PROVIDED INFORMATION
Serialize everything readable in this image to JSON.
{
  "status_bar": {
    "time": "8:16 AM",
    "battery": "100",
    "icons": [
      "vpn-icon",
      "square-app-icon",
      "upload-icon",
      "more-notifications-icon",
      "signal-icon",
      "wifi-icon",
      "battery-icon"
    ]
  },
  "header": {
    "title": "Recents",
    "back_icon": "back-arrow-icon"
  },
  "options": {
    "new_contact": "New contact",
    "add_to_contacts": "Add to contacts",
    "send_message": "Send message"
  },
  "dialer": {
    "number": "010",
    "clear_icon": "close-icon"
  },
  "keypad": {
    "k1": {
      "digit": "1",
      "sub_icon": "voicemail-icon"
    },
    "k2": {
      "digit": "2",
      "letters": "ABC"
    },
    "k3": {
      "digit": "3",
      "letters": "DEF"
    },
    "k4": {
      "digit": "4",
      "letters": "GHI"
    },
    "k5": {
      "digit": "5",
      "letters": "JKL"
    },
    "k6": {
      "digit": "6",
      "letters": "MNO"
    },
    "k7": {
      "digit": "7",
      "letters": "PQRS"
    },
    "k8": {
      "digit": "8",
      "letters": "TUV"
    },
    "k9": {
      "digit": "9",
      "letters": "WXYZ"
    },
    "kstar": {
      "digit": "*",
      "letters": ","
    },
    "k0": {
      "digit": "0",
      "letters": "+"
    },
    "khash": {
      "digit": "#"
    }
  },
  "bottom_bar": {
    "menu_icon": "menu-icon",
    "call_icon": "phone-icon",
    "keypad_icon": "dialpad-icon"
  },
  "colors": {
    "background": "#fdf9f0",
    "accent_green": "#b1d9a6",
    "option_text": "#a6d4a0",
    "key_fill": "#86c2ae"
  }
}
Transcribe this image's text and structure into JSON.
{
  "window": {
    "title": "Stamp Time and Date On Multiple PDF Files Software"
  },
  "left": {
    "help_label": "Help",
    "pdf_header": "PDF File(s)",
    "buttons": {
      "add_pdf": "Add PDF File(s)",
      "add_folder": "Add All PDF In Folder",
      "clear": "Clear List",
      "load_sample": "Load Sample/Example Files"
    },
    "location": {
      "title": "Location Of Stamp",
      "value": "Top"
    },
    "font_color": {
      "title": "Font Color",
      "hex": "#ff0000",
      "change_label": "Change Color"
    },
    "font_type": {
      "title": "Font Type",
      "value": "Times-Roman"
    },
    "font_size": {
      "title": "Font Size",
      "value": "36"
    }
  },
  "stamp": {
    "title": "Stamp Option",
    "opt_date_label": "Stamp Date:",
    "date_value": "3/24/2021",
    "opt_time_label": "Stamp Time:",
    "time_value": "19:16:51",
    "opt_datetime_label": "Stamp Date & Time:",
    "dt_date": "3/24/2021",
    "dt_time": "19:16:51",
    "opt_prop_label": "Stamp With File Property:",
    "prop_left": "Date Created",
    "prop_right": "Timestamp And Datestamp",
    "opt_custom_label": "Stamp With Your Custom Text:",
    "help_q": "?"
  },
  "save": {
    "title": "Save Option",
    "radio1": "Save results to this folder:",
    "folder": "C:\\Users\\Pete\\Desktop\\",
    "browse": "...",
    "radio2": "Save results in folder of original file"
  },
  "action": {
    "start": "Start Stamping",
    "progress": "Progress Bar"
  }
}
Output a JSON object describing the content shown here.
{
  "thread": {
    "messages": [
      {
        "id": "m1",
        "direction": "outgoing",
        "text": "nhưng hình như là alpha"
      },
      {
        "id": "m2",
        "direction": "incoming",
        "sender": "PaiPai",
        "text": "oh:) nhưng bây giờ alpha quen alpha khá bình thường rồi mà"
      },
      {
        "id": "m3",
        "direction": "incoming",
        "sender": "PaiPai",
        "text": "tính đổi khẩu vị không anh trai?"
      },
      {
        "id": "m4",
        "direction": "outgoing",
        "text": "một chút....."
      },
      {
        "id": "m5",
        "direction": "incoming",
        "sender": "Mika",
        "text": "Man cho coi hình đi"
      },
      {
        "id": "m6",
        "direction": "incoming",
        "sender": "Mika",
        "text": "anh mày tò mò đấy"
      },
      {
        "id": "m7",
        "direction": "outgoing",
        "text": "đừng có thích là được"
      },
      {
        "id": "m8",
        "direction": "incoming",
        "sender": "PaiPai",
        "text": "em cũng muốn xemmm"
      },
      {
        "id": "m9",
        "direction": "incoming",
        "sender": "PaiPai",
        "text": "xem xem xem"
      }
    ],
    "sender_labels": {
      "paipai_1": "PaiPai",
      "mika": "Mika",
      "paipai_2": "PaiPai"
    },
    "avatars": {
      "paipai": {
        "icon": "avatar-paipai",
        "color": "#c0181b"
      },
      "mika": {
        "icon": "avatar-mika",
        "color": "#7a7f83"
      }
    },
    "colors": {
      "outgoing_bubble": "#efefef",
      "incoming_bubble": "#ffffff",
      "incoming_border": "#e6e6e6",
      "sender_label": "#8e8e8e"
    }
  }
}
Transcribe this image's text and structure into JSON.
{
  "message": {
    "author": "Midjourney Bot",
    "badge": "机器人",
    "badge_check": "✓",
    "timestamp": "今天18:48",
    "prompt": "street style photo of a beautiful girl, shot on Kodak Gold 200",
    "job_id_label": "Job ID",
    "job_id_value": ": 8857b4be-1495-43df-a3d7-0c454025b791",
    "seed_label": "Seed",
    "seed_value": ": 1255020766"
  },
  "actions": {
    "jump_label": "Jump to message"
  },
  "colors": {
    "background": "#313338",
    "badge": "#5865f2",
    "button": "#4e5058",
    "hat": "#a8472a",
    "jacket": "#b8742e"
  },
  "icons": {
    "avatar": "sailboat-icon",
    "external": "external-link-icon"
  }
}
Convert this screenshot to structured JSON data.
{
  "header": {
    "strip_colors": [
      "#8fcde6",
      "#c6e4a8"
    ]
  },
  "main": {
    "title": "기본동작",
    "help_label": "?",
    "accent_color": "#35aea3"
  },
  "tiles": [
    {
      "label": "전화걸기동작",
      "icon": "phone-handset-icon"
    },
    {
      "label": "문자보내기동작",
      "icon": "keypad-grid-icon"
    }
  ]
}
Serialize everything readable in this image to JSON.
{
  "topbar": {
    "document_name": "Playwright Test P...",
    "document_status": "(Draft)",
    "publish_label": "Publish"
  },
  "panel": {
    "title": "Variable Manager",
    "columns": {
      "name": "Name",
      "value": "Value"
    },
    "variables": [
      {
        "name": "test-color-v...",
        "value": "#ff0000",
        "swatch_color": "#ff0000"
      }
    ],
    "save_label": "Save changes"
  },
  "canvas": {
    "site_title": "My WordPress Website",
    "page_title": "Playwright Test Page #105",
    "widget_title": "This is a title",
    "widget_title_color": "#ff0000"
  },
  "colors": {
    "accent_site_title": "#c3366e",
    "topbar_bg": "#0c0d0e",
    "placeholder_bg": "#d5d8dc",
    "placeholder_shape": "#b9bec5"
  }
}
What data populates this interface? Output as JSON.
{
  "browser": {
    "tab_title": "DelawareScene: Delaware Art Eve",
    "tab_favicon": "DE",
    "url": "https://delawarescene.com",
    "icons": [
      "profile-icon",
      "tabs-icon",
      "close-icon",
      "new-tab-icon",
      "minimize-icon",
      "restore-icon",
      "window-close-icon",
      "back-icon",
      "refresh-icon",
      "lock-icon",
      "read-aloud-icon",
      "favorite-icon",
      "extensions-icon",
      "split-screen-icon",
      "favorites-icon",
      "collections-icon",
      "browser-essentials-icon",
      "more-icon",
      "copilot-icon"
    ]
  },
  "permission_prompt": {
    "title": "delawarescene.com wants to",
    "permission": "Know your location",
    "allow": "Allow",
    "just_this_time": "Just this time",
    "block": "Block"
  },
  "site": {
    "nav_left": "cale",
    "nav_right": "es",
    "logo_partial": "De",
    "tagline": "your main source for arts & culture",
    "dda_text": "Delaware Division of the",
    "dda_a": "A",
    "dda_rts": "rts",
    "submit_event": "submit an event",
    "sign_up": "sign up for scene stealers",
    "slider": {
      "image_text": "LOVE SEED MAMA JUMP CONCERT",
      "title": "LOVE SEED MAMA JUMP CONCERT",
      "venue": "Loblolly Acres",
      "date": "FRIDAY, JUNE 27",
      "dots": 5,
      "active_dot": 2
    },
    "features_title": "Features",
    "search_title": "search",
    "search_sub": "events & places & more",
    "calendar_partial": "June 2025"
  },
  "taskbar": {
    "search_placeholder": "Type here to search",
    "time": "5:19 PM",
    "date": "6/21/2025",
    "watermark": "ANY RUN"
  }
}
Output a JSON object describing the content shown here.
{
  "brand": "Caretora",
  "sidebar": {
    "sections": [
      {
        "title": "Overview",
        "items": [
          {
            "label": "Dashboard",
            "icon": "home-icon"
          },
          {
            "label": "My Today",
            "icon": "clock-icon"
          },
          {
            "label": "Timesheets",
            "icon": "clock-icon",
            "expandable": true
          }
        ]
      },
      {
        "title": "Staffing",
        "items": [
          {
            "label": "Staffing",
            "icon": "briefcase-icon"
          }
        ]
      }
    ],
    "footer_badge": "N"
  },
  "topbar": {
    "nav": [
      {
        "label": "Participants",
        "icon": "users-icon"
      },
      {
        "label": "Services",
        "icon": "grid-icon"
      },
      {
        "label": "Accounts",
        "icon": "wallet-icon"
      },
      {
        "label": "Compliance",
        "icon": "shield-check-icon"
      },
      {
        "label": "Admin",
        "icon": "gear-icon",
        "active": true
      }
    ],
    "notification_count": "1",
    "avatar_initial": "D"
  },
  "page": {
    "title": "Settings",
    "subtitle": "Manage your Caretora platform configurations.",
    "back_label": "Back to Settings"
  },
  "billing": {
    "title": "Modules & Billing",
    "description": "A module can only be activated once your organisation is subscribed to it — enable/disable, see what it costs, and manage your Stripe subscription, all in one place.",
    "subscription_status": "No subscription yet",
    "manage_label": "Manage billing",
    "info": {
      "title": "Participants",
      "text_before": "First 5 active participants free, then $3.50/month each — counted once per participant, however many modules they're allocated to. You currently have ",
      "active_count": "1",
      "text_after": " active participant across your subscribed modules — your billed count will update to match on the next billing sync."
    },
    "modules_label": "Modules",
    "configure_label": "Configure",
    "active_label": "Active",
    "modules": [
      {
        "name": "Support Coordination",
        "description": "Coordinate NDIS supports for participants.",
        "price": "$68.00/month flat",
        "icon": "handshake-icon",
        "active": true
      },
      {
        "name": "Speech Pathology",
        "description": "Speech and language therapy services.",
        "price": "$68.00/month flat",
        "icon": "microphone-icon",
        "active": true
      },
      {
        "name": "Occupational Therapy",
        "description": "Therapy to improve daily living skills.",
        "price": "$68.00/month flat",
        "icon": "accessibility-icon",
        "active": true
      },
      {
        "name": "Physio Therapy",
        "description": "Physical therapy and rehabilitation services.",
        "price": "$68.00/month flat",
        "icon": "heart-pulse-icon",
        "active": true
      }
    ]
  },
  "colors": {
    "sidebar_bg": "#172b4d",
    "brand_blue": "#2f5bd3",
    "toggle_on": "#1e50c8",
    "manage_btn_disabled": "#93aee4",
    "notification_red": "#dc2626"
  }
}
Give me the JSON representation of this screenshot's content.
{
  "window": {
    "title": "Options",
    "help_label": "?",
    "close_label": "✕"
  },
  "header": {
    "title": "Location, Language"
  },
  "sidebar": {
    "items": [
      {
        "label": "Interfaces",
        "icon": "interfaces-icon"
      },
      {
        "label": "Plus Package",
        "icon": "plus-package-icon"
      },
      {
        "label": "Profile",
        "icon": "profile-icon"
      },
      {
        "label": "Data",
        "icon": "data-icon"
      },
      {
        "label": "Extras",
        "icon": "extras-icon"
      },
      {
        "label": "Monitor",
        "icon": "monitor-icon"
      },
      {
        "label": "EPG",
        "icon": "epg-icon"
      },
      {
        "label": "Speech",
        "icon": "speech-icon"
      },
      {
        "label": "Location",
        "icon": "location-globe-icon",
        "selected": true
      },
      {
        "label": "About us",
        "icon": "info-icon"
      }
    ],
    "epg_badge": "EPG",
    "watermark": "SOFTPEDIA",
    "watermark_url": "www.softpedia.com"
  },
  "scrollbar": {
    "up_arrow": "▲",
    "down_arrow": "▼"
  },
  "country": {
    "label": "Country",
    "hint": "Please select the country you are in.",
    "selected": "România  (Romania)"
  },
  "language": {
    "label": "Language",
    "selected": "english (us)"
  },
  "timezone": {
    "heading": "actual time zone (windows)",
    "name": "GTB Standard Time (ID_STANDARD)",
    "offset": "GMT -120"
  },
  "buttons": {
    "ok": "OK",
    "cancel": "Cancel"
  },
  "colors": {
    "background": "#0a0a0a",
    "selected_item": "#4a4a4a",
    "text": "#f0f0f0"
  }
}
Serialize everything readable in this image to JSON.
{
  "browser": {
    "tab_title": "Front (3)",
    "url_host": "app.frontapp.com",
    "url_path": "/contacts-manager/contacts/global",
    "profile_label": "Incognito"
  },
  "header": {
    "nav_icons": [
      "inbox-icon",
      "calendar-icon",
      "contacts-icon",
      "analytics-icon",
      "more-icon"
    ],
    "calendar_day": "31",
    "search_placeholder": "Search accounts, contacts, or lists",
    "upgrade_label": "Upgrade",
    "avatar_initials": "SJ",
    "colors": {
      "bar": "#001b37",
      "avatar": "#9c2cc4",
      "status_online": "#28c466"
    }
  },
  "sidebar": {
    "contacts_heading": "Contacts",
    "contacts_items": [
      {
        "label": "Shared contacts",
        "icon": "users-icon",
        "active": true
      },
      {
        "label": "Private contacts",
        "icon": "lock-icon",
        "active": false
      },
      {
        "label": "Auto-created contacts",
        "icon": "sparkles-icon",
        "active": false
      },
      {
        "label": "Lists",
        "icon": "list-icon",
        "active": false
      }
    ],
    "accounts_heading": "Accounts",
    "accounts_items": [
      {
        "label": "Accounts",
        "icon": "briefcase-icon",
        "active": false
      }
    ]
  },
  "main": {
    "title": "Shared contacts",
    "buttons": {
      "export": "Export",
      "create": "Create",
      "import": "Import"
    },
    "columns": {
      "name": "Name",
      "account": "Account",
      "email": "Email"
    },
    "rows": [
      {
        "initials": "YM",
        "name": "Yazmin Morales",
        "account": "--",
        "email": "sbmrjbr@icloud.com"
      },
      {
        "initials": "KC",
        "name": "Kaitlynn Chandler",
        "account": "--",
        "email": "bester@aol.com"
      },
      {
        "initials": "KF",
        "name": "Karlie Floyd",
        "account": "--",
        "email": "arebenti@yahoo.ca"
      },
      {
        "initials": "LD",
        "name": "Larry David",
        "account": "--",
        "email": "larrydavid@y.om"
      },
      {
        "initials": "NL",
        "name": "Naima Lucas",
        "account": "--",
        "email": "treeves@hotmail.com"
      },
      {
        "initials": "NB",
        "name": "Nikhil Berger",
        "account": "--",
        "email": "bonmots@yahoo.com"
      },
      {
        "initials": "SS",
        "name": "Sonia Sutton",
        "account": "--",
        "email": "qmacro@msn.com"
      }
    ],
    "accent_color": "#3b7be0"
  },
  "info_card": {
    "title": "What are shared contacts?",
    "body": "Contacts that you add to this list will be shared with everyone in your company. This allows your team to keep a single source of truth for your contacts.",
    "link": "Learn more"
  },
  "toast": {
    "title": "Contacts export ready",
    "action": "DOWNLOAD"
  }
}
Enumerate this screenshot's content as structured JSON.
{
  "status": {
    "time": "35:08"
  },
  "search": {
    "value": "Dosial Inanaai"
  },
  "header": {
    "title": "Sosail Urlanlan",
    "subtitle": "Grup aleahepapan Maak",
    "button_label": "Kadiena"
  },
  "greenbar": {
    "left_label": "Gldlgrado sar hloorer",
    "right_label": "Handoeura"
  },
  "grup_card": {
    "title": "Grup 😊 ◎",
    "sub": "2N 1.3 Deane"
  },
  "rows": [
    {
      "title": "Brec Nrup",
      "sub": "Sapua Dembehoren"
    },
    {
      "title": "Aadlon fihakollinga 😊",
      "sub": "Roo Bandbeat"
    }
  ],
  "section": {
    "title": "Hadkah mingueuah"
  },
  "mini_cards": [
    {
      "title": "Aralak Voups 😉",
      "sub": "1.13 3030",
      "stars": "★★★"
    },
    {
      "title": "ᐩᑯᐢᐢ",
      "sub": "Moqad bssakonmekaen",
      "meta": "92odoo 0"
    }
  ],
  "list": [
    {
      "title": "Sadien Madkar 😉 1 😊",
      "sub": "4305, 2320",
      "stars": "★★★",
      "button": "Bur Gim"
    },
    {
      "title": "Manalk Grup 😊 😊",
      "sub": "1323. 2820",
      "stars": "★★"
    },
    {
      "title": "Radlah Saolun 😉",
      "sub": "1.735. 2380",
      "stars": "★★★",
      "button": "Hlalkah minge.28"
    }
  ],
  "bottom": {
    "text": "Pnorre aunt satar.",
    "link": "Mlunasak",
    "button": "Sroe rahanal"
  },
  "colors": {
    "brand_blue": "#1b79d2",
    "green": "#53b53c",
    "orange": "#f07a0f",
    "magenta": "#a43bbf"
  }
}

DESCRIPTION OF THE TASK
Where a line above includes "export", copy that line.

ANSWER FOR THE TASK
      "export": "Export",
    "title": "Contacts export ready",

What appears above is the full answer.